▶ Given problem
Answer these questions using the Slurm setup text.
1. Which node does the text use as the SlurmDB node?
2. On CentOS 7, what new file should hold the MySQL settings?
3. What value does the text give for innodb_lock_wait_timeout?

Setup Slurm Pam Plugin & QOS &Accounting in Slurm

  1. Install MariaDB
  2. Slurm database & QOS
  3. Setup Slurm PAM plugin
  4. Accounting in Slurm

 

Install MariaDB

You can install MariaDB to store the accounting that Slurm provides. If you want to store accounting, here’s the time to do so. I only install this on the server node, buhpc3. I use the server node as our SlurmDB node.

yum install mariadb-server mariadb-devel -y

We’ll setup MariaDB later. We just need to install it before building the Slurm RPMs.

 

Slurm database & QOS

Make sure the MariaDB packages were installed before you built the Slurm RPMs:

rpm -q mariadb-server mariadb-devel
rpm -ql slurm-sql | grep accounting_storage_mysql.so

Start the MariaDB service:

systemctl start mariadb
systemctl enable mariadb
systemctl status mariadb

Make sure to configure the MariaDB database's root password as instructed at first invocation of the mariadb service, or run this command:

/usr/bin/mysql_secure_installation 

Select a suitable slurm user's database password. Now follow the accounting page instructions (using -p to enter the database password):

 # mysql -p
mysql> grant all on slurm_acct_db.* TO 'slurm'@'localhost' identified by 'password_of_database' with grant option;
mysql> SHOW VARIABLES LIKE 'have_innodb';
mysql> create database slurm_acct_db;
mysql> quit;
MySQL configuration

The following is recommended for /etc/my.cnf, but on CentOS 7 you should create a new file /etc/my.cnf.d/innodb.cnf containing:

[mysqld]
innodb_buffer_pool_size=1024M
innodb_log_file_size=64M
innodb_lock_wait_timeout=900 

The innodb_buffer_pool_size might be even larger, like 50%-80% of the server's RAM size.

▶ Provided information
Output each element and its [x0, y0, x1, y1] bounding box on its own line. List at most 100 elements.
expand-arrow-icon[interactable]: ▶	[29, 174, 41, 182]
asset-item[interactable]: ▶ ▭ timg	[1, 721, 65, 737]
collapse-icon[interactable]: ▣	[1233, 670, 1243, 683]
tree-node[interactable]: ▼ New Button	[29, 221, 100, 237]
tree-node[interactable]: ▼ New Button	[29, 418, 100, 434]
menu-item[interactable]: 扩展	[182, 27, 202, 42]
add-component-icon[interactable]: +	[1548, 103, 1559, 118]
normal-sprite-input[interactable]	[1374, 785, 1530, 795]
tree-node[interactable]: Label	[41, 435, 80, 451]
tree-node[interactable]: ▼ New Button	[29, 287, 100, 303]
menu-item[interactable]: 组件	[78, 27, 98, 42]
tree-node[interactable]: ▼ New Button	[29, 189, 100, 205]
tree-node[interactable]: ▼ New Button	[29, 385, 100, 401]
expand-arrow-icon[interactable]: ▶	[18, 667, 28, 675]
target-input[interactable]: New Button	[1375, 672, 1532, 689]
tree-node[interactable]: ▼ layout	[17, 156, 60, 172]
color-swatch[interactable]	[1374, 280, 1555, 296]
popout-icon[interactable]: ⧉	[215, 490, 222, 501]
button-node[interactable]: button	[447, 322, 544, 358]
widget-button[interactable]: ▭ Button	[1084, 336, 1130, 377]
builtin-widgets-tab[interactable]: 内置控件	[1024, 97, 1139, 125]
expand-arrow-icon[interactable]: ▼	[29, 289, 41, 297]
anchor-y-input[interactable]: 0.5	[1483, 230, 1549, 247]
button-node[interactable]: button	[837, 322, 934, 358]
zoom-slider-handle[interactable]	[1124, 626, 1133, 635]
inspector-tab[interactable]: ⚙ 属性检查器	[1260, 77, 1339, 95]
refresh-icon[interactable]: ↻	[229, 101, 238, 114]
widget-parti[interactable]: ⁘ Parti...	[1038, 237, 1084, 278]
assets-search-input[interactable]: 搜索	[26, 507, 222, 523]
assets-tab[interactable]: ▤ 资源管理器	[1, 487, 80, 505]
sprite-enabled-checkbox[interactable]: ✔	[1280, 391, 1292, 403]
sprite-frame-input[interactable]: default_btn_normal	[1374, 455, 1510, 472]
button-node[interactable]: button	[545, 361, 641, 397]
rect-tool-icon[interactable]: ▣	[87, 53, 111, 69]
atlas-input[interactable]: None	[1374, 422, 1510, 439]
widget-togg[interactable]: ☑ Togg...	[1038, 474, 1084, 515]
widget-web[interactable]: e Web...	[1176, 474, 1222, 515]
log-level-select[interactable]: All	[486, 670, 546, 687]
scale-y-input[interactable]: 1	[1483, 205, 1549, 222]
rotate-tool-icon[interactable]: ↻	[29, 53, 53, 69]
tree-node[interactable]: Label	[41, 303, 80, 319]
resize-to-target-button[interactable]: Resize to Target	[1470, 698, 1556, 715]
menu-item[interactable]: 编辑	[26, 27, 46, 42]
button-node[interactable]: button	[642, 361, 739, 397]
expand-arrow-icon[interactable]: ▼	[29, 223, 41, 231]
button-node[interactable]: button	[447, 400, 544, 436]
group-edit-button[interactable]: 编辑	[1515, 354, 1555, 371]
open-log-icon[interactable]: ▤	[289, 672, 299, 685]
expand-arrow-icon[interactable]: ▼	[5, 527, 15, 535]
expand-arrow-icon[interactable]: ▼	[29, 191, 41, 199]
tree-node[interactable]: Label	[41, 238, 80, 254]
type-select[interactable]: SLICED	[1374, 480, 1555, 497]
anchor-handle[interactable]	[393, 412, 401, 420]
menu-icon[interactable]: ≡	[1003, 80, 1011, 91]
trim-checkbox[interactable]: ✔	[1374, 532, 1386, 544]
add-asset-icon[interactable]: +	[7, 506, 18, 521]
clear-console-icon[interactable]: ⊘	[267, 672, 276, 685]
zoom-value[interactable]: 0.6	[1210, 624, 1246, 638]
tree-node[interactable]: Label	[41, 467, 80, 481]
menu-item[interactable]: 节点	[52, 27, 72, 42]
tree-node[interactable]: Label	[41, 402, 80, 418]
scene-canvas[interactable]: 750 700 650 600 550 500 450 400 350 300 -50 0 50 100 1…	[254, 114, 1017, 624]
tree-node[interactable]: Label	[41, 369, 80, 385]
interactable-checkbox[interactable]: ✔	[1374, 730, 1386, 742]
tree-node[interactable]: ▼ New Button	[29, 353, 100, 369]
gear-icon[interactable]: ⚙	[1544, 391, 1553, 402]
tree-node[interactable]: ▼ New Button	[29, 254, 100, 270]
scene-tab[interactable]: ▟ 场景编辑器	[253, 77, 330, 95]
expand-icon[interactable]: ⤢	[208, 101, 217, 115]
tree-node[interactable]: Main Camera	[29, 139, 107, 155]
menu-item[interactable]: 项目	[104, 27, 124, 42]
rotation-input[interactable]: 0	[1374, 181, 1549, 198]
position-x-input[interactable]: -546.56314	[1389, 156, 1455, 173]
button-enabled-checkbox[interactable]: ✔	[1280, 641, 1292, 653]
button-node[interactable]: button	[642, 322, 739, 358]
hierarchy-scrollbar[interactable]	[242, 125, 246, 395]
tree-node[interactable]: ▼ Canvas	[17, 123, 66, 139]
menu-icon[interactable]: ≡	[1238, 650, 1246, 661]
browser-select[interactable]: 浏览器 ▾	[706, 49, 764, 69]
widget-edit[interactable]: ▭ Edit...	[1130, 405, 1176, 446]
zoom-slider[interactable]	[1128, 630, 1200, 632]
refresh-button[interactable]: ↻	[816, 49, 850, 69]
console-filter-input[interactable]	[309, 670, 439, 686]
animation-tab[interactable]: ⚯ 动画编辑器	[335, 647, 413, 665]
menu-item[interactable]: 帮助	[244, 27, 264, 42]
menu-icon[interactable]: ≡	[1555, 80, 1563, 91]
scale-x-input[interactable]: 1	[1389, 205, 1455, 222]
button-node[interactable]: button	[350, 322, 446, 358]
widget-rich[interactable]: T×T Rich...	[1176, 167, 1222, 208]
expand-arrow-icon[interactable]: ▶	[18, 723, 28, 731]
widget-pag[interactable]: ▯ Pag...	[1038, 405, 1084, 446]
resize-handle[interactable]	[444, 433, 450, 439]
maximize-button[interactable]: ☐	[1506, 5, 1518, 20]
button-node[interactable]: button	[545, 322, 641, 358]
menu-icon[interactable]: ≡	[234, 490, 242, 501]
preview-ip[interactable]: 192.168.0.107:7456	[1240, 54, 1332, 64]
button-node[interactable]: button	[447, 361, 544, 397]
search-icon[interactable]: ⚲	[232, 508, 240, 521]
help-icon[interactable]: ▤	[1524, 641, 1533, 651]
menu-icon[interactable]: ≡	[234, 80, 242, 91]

▶ Output
1. The server node, buhpc3.
2. /etc/my.cnf.d/innodb.cnf
3. 900